------ Supplied data

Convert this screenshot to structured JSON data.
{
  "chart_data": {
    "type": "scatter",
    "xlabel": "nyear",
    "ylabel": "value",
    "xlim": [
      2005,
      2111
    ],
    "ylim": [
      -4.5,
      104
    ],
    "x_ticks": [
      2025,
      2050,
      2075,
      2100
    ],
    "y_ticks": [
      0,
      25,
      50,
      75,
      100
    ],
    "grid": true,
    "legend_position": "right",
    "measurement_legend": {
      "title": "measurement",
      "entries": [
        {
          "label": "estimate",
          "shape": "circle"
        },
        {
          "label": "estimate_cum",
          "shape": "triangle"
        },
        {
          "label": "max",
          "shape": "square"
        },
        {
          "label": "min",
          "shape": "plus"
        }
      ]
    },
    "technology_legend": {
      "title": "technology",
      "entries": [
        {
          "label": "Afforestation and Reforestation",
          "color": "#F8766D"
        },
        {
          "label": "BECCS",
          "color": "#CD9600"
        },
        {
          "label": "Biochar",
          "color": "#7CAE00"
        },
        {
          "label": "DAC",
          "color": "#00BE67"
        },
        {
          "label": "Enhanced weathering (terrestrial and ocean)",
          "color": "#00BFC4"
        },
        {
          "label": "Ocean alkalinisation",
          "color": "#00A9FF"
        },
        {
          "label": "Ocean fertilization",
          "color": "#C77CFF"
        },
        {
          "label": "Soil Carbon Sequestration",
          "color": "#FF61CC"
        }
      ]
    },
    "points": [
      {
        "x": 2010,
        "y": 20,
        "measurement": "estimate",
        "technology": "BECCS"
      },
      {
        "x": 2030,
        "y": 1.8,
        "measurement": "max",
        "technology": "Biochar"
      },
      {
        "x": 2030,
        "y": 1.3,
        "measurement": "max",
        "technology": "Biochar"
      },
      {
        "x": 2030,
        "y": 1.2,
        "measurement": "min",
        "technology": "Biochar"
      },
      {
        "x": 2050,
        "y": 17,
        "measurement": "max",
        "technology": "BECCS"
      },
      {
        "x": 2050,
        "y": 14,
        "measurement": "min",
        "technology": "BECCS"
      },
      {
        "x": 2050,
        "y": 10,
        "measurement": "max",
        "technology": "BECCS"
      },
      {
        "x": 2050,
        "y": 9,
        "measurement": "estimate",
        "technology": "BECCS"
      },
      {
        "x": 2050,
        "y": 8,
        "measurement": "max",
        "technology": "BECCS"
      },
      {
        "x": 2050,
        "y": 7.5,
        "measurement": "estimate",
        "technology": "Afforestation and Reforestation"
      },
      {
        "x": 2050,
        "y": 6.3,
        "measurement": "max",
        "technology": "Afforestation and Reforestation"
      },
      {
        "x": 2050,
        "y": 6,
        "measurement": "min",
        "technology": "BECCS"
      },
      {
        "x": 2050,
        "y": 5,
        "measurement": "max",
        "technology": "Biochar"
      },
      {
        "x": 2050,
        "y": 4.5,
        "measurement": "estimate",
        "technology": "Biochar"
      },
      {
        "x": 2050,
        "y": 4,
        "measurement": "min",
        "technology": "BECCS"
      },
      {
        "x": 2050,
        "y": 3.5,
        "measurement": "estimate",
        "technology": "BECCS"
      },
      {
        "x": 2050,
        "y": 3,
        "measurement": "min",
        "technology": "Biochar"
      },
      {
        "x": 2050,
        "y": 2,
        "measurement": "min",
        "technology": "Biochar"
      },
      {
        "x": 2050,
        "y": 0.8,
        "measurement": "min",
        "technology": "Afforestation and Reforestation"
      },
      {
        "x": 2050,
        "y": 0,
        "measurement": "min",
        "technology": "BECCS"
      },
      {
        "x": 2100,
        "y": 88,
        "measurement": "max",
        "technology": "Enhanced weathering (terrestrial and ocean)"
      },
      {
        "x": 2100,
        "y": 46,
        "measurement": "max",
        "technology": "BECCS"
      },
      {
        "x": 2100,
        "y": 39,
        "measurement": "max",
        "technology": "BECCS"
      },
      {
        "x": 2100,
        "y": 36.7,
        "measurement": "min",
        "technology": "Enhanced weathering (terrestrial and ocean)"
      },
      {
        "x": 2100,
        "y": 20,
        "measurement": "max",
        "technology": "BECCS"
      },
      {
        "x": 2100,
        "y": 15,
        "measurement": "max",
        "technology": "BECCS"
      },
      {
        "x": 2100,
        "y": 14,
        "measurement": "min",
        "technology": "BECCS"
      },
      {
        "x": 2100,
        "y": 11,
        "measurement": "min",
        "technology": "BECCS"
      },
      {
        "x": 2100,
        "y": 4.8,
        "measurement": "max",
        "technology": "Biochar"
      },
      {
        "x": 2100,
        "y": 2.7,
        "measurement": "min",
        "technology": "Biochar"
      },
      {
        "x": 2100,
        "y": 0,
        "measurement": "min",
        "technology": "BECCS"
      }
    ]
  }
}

------------

### Set problem
Copy each line that contains the word "color".

### Task answer
          "color": "#F8766D"
          "color": "#CD9600"
          "color": "#7CAE00"
          "color": "#00BE67"
          "color": "#00BFC4"
          "color": "#00A9FF"
          "color": "#C77CFF"
          "color": "#FF61CC"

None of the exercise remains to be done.